Records for this task:

>>>

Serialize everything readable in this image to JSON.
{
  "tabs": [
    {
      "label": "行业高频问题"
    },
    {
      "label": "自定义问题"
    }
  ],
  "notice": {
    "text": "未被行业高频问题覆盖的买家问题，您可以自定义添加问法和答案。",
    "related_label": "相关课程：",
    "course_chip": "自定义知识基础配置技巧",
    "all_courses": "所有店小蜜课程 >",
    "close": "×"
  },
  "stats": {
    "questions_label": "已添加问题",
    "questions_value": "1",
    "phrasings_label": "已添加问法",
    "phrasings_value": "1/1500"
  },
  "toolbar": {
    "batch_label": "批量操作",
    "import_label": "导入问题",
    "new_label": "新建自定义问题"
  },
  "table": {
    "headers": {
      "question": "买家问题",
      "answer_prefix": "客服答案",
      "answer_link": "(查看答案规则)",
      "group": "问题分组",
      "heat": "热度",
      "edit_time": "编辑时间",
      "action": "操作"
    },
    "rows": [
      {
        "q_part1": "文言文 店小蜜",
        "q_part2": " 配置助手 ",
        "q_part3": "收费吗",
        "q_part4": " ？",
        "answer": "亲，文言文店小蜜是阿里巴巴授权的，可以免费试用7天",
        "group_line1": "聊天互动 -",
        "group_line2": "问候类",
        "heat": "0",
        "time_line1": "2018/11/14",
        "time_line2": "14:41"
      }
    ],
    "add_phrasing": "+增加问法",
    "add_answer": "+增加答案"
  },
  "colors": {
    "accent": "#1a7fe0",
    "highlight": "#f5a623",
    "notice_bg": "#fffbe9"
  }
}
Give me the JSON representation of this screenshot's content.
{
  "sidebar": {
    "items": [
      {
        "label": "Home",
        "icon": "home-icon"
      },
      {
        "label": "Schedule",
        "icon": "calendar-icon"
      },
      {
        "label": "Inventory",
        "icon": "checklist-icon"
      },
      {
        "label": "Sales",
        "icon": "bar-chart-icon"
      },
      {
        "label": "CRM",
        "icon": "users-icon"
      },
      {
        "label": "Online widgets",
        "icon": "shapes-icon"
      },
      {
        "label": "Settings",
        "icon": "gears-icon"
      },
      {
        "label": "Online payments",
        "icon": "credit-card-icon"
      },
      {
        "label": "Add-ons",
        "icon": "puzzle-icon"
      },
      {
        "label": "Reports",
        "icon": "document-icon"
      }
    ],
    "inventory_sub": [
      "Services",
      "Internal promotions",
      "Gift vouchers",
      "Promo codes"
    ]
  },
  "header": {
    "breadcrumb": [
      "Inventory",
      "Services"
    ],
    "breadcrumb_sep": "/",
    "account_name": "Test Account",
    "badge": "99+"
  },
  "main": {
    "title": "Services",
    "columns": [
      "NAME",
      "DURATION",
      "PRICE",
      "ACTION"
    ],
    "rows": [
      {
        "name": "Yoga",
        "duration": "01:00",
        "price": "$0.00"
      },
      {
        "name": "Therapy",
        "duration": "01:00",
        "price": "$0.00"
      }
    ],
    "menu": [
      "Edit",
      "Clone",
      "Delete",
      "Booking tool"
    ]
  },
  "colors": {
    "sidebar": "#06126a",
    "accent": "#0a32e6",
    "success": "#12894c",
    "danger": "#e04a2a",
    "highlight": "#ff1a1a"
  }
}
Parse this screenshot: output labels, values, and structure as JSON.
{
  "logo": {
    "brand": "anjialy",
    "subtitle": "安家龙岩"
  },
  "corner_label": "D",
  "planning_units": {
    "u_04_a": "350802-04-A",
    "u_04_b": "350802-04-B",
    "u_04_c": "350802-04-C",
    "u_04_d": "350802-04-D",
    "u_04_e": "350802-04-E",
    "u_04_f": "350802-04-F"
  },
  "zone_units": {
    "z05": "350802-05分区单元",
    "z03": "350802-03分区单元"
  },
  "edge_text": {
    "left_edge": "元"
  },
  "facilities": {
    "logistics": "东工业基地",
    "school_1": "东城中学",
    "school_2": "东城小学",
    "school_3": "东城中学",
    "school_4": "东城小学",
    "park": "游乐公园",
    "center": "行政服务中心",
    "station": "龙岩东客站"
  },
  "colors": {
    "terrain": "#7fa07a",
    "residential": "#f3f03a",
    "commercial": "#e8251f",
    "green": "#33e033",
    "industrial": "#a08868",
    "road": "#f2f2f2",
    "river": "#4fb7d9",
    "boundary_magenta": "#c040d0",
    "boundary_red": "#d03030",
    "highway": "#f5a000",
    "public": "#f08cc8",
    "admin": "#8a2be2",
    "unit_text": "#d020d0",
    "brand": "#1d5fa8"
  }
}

<<<

Objective: Each of the records should be retyped exactly.

Finished answer:
Serialize everything readable in this image to JSON.
{
  "tabs": [
    {
      "label": "行业高频问题"
    },
    {
      "label": "自定义问题"
    }
  ],
  "notice": {
    "text": "未被行业高频问题覆盖的买家问题，您可以自定义添加问法和答案。",
    "related_label": "相关课程：",
    "course_chip": "自定义知识基础配置技巧",
    "all_courses": "所有店小蜜课程 >",
    "close": "×"
  },
  "stats": {
    "questions_label": "已添加问题",
    "questions_value": "1",
    "phrasings_label": "已添加问法",
    "phrasings_value": "1/1500"
  },
  "toolbar": {
    "batch_label": "批量操作",
    "import_label": "导入问题",
    "new_label": "新建自定义问题"
  },
  "table": {
    "headers": {
      "question": "买家问题",
      "answer_prefix": "客服答案",
      "answer_link": "(查看答案规则)",
      "group": "问题分组",
      "heat": "热度",
      "edit_time": "编辑时间",
      "action": "操作"
    },
    "rows": [
      {
        "q_part1": "文言文 店小蜜",
        "q_part2": " 配置助手 ",
        "q_part3": "收费吗",
        "q_part4": " ？",
        "answer": "亲，文言文店小蜜是阿里巴巴授权的，可以免费试用7天",
        "group_line1": "聊天互动 -",
        "group_line2": "问候类",
        "heat": "0",
        "time_line1": "2018/11/14",
        "time_line2": "14:41"
      }
    ],
    "add_phrasing": "+增加问法",
    "add_answer": "+增加答案"
  },
  "colors": {
    "accent": "#1a7fe0",
    "highlight": "#f5a623",
    "notice_bg": "#fffbe9"
  }
}
Give me the JSON representation of this screenshot's content.
{
  "sidebar": {
    "items": [
      {
        "label": "Home",
        "icon": "home-icon"
      },
      {
        "label": "Schedule",
        "icon": "calendar-icon"
      },
      {
        "label": "Inventory",
        "icon": "checklist-icon"
      },
      {
        "label": "Sales",
        "icon": "bar-chart-icon"
      },
      {
        "label": "CRM",
        "icon": "users-icon"
      },
      {
        "label": "Online widgets",
        "icon": "shapes-icon"
      },
      {
        "label": "Settings",
        "icon": "gears-icon"
      },
      {
        "label": "Online payments",
        "icon": "credit-card-icon"
      },
      {
        "label": "Add-ons",
        "icon": "puzzle-icon"
      },
      {
        "label": "Reports",
        "icon": "document-icon"
      }
    ],
    "inventory_sub": [
      "Services",
      "Internal promotions",
      "Gift vouchers",
      "Promo codes"
    ]
  },
  "header": {
    "breadcrumb": [
      "Inventory",
      "Services"
    ],
    "breadcrumb_sep": "/",
    "account_name": "Test Account",
    "badge": "99+"
  },
  "main": {
    "title": "Services",
    "columns": [
      "NAME",
      "DURATION",
      "PRICE",
      "ACTION"
    ],
    "rows": [
      {
        "name": "Yoga",
        "duration": "01:00",
        "price": "$0.00"
      },
      {
        "name": "Therapy",
        "duration": "01:00",
        "price": "$0.00"
      }
    ],
    "menu": [
      "Edit",
      "Clone",
      "Delete",
      "Booking tool"
    ]
  },
  "colors": {
    "sidebar": "#06126a",
    "accent": "#0a32e6",
    "success": "#12894c",
    "danger": "#e04a2a",
    "highlight": "#ff1a1a"
  }
}
Parse this screenshot: output labels, values, and structure as JSON.
{
  "logo": {
    "brand": "anjialy",
    "subtitle": "安家龙岩"
  },
  "corner_label": "D",
  "planning_units": {
    "u_04_a": "350802-04-A",
    "u_04_b": "350802-04-B",
    "u_04_c": "350802-04-C",
    "u_04_d": "350802-04-D",
    "u_04_e": "350802-04-E",
    "u_04_f": "350802-04-F"
  },
  "zone_units": {
    "z05": "350802-05分区单元",
    "z03": "350802-03分区单元"
  },
  "edge_text": {
    "left_edge": "元"
  },
  "facilities": {
    "logistics": "东工业基地",
    "school_1": "东城中学",
    "school_2": "东城小学",
    "school_3": "东城中学",
    "school_4": "东城小学",
    "park": "游乐公园",
    "center": "行政服务中心",
    "station": "龙岩东客站"
  },
  "colors": {
    "terrain": "#7fa07a",
    "residential": "#f3f03a",
    "commercial": "#e8251f",
    "green": "#33e033",
    "industrial": "#a08868",
    "road": "#f2f2f2",
    "river": "#4fb7d9",
    "boundary_magenta": "#c040d0",
    "boundary_red": "#d03030",
    "highway": "#f5a000",
    "public": "#f08cc8",
    "admin": "#8a2be2",
    "unit_text": "#d020d0",
    "brand": "#1d5fa8"
  }
}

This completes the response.